**Selected passage:**
— Begin —
Agency Tribal Nations (ATN), a federally recognized Indian tribe on the Mendocino Indian Reservation, requests $2,000,000 in USDA Wood Products Infrastructure Assistance Program (WPIA) funding to establish a Hemp Biomass Processing Facility — the critical first-stage infrastructure of ATN's vertically integrated Mendocino Tribal Graphene Battery Center. This facility will procure and process hemp biomass byproducts from tribal land ecosystem management, converting them into graphene-grade carbon feedstock for domestic battery manufacturing.
ATN currently holds existing hemp biomass inventory and has enacted the Geronimo Hemp Industrial Research and Development Act — tribal legislation providing a complete regulatory framework for hemp cultivation and processing. A commercial offtake agreement with Battery Movement (Las Vegas, NV) establishes immediate market demand for processed hemp biomass used in graphene and graphene oxide production.
USDA WPIA funding will finance processing equipment (bast fiber separation, chopping, quality control laboratory), cold storage infrastructure, and facility construction. This processing infrastructure directly enables ATN to source hemp biomass from the 500+ acres of Mendocino tribal lands designated for ecosystem restoration through hemp cultivation — land that is currently classified as high-priority for wildfire, erosion, and invasive species risk. Hemp cultivation reduces this restoration cost by providing a market for biomass removal while simultaneously generating high-value graphene feedstock.
Agency Tribal Nations is a federally recognized Indian tribe — explicitly listed as an eligible applicant category under USDA-FS-WPIA-2026. As a tribal government operating on federal trust land, ATN holds sovereign authority over the Mendocino Indian Reservation and qualifies for tribal set-aside consideration under USDA programs.
| WPIA Requirement | ATN Project Response | Status |
|---|---|---|
| Facility procures and processes byproducts (timber and biomass) generated from ecosystem restoration/forest management | Hemp biomass is harvested from 500+ acres of tribal land being restored from invasive species, wildfire fuel buildup, and soil erosion. Hemp cultivation is the restoration mechanism, and the biomass is the byproduct. | ✓ Meets |
| Source approximately 50% of raw materials from federal or tribal lands designated high-priority for ecological restoration | 100% of hemp biomass sourced from Mendocino Indian Reservation tribal trust land. Lands are designated for ecological restoration under ATN's land management plan and BIA land stewardship framework. | ✓ Exceeds (100%) |
| Establish, reopen, or expand wood-processing or energy facilities | Establishes a new hemp biomass processing facility — no prior hemp processing infrastructure exists on the reservation. Direct establishment, not expansion. | ✓ Establish |
| Demonstrate how facility improvements reduce restoration project costs through market opportunities for byproducts | Hemp biomass has zero market value if unharvested. ATN's processing facility creates a $80–120/ton market for biomass removal, directly offsetting the cost of ecological restoration labor. See Section 5. | ✓ Documented |
| Eligible entity types: for-profit, government, tribe, nonprofit, educational institution | Agency Tribal Nations is a federally recognized tribal government. | ✓ Tribe |
The Mendocino Indian Reservation encompasses lands that have suffered decades of ecological degradation: invasive species encroachment, elevated wildfire fuel loads, and soil erosion from unmanaged vegetation. Restoration requires large-scale biomass removal — a process that is labor-intensive and cost-prohibitive without a market for the removed material.
— End —
**Records shown:**
— Begin —
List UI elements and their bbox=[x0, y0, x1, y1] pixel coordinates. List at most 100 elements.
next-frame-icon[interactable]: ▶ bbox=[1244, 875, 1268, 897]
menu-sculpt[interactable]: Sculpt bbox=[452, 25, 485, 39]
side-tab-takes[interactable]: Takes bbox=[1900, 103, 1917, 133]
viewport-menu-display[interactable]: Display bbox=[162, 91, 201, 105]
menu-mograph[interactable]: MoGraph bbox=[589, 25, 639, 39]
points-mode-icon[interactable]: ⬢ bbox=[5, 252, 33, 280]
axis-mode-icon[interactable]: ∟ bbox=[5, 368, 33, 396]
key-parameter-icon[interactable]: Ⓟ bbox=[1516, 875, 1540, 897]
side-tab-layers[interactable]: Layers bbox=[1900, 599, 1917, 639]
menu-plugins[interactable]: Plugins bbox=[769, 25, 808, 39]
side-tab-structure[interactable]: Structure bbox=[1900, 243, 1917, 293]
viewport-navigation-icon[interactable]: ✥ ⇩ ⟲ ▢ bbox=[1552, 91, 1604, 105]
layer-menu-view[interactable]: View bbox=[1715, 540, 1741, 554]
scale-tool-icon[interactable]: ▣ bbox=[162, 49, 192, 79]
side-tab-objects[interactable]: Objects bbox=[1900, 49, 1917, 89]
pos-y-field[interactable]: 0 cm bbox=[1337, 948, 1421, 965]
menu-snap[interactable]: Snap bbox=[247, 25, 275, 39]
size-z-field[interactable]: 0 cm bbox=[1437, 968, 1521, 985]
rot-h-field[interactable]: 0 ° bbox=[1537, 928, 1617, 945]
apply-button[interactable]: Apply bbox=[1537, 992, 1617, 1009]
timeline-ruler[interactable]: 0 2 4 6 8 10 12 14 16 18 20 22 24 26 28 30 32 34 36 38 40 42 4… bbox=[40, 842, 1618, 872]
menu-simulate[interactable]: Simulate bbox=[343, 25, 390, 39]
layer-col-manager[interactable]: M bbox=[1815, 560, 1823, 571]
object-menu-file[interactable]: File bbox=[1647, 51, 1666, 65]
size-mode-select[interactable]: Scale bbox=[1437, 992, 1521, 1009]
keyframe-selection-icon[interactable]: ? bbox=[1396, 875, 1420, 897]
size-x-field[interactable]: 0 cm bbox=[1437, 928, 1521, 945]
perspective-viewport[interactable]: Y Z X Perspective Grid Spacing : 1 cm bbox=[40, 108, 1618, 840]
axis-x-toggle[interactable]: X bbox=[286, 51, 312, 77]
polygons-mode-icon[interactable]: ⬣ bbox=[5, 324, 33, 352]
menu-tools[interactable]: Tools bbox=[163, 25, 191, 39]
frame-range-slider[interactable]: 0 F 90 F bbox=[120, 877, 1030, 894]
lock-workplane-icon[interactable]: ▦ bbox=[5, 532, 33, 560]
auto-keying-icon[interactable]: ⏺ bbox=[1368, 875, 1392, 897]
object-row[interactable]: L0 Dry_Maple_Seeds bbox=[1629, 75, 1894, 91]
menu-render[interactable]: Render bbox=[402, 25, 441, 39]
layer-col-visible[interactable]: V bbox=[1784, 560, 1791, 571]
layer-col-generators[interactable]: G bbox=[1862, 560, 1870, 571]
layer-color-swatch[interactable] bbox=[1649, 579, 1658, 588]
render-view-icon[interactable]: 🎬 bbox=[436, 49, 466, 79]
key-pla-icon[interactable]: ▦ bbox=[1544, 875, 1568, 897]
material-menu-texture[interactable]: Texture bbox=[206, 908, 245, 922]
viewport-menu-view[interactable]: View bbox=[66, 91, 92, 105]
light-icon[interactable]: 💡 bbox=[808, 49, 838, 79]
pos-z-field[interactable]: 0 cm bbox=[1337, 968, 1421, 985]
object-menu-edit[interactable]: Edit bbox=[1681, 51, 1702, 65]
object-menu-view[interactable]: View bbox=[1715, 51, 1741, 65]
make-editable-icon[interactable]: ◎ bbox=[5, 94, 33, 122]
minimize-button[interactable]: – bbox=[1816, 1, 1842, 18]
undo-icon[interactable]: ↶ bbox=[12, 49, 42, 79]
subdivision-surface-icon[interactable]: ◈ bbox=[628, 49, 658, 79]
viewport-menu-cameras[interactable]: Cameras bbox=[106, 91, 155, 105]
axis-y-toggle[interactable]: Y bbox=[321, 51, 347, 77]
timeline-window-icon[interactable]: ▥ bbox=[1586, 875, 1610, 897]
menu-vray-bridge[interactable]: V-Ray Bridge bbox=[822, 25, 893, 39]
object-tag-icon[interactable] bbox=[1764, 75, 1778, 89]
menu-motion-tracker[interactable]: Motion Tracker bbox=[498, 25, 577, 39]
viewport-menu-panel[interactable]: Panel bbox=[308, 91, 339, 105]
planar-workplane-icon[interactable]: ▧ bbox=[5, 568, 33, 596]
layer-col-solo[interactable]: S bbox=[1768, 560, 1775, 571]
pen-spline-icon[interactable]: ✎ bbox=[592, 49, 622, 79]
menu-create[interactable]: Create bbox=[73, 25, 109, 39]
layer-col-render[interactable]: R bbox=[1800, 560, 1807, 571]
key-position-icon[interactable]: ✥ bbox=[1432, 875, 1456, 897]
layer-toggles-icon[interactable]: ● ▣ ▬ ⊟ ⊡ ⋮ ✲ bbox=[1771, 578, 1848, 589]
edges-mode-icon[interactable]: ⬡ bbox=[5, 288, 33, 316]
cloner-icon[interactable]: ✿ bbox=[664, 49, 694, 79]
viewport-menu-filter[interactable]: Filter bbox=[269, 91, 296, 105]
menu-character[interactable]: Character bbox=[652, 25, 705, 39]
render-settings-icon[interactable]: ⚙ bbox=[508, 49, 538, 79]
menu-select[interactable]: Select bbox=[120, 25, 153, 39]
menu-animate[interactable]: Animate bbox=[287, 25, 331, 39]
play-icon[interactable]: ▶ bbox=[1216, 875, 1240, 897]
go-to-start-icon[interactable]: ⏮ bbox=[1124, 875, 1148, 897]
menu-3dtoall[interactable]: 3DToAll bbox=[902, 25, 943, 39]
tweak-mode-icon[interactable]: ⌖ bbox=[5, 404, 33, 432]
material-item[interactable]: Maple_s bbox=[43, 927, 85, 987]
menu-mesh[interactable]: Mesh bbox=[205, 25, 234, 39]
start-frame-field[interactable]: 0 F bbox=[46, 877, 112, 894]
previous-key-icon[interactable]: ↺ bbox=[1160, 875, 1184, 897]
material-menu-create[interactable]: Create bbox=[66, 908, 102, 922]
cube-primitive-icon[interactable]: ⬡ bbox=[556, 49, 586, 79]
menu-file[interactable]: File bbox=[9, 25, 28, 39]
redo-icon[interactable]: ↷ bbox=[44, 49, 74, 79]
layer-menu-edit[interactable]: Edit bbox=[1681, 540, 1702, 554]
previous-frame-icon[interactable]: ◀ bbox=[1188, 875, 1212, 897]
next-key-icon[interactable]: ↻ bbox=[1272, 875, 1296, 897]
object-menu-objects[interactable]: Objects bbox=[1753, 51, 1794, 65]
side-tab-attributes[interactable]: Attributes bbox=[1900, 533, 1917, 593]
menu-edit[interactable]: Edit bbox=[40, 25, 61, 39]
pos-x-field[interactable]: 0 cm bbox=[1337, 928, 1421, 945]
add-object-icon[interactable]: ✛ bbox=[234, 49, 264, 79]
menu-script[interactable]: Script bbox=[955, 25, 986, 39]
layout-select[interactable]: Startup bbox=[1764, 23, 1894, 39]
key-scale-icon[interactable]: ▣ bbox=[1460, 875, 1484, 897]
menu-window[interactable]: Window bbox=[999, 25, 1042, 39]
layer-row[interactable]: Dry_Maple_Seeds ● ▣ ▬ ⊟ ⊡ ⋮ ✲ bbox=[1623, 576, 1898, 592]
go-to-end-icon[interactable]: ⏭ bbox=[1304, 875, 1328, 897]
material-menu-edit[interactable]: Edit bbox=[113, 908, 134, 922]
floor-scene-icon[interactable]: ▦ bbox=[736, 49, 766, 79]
— End —
**Tasks and exercises:**
1 - Answer each of these from the hemp facility proposal:
(a) How much WPIA funding does Agency Tribal Nations request?
(b) In which city is the commercial offtake partner Battery Movement based?
(c) What share of the hemp biomass is sourced from Mendocino Indian Reservation tribal trust land?
2 - According to the hemp facility proposal, how does the processing facility reduce the cost of ecological restoration? Answer in one to three sentences.
3 - Resume the hemp facility proposal from its last sentence, carrying on its account of the reservation's restoration needs.
None of the material is needed here.

**In response:**
1 -
(a) $2,000,000.
(b) Las Vegas, NV.
(c) 100%.

2 - Restoration requires large-scale biomass removal, which is labor-intensive and cost-prohibitive when there is no market for the removed material, and unharvested hemp biomass has zero market value. By creating an $80–120/ton market for that biomass, the facility directly offsets the cost of restoration labor.

3 -
Industrial hemp cultivation represents an integrated restoration solution: hemp suppresses invasive species through dense canopy coverage, rebuilds soil through deep root systems and nitrogen fixation, and provides a harvestable biomass crop that pays for the restoration labor. Without processing infrastructure to convert harvested hemp into marketable products, however, the biomass has no value — and the restoration economics do not work.
ATN currently holds hemp biomass inventory and has an active commercial buyer (Battery Movement) for processed hemp in graphene production. The bottleneck is processing infrastructure — specifically, the bast fiber separation, chopping, drying, and quality control equipment required to convert raw hemp stalks into Battery Movement's specification: "chopped to fine dust powder; mold-free; dry" (Battery Movement Offtake Agreement, Appendix A, Section D).
Without this processing infrastructure, ATN cannot:
The ATN Hemp Biomass Processing Facility will be a 12,000 square foot dedicated processing building on the Mendocino Indian Reservation, housing the complete biomass-to-graphene-feedstock production line. The facility processes raw hemp stalks through retting, fiber separation, size reduction, drying, quality control testing, and cold storage — producing finished hemp biomass powder ready for graphene synthesis.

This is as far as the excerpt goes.